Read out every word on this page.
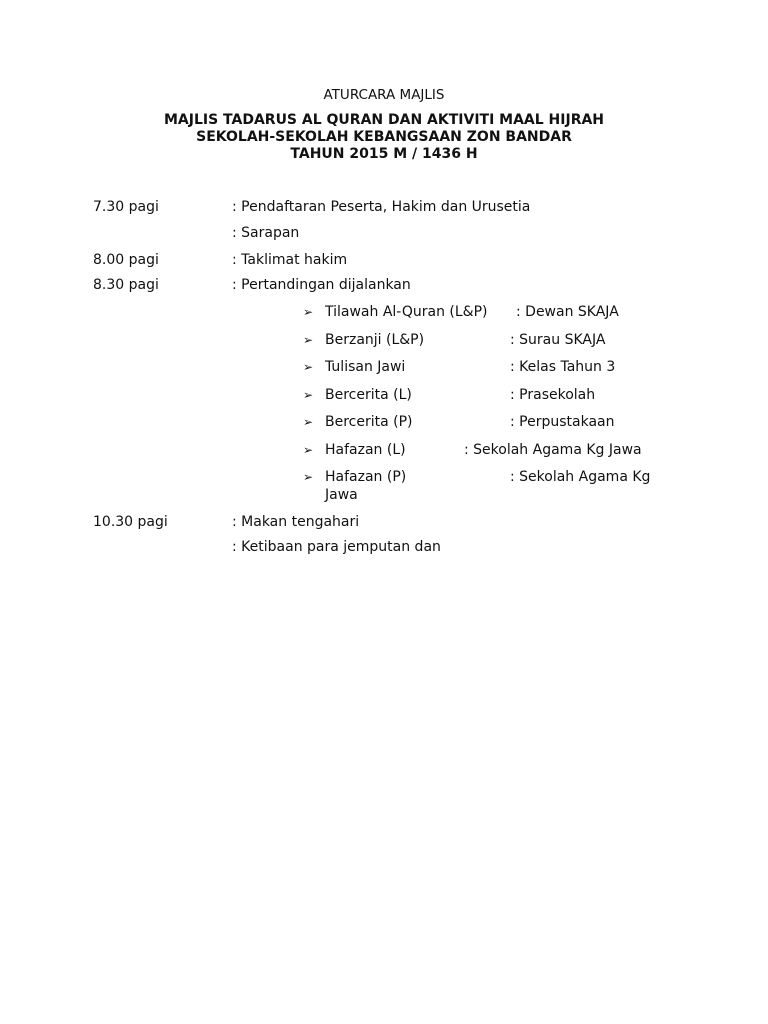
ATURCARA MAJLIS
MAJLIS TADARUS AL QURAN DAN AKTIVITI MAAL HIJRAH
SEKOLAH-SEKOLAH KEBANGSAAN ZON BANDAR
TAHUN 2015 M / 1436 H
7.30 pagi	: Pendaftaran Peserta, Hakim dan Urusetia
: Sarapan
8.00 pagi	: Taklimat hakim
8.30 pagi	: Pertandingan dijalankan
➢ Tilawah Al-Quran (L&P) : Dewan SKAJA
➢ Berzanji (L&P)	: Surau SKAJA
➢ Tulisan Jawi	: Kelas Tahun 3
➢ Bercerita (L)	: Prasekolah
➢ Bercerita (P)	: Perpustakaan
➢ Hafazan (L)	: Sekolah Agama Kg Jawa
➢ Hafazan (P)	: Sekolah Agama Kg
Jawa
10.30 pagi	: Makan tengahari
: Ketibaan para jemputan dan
--
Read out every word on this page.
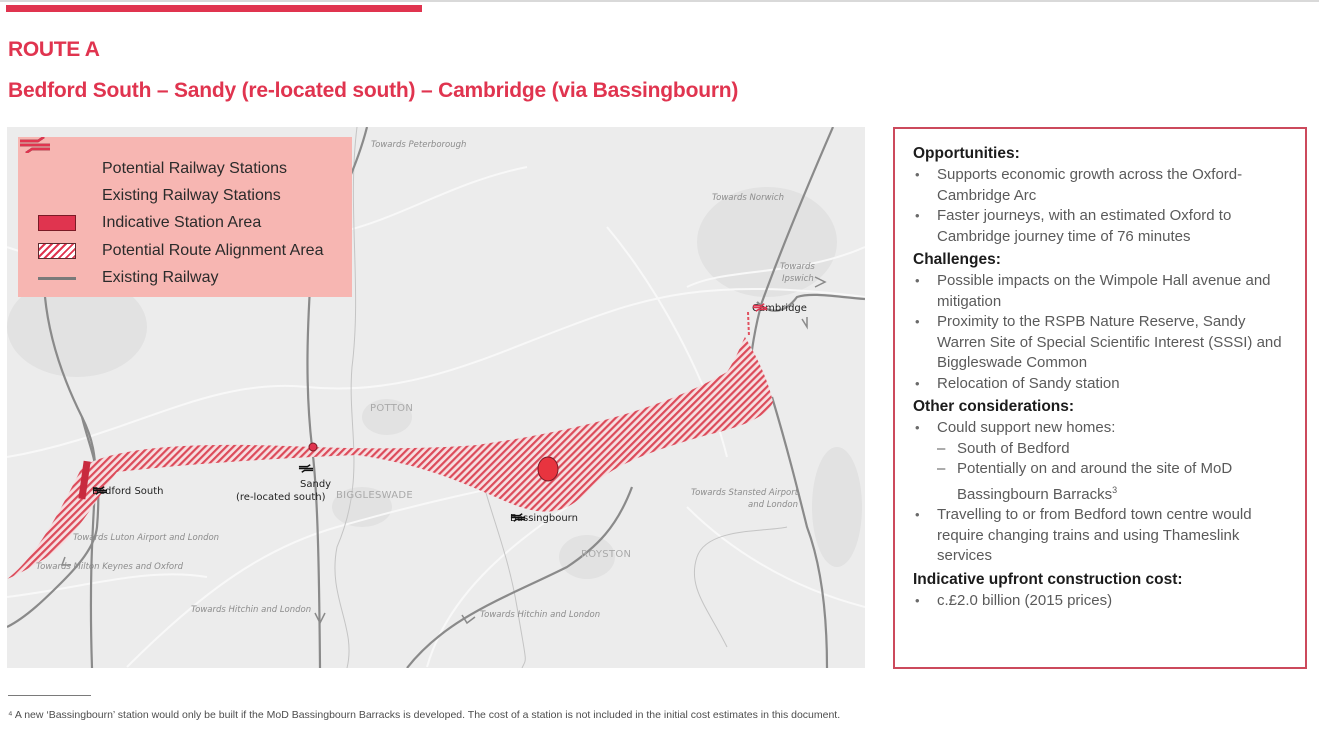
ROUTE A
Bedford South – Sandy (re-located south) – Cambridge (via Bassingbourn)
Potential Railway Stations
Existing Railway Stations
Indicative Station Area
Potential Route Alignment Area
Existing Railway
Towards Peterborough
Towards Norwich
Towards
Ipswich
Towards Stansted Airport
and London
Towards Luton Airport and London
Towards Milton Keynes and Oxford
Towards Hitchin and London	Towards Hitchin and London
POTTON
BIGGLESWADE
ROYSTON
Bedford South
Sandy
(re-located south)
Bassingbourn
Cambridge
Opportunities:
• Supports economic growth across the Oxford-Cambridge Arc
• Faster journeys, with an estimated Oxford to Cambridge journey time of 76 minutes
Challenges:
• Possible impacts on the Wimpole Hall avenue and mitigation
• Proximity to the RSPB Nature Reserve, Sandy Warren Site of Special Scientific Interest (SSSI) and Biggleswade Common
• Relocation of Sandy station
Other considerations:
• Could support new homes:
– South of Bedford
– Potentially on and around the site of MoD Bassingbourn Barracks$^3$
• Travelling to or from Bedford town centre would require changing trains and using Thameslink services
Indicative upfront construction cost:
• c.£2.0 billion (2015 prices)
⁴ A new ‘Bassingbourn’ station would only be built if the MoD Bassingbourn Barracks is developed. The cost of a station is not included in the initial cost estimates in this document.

§ **SET PROBLEM**: Identify every line above that includes the word "Bercerita", and show those lines.

§ **WRITTEN ANSWER**:
➢ Bercerita (L)	: Prasekolah
➢ Bercerita (P)	: Perpustakaan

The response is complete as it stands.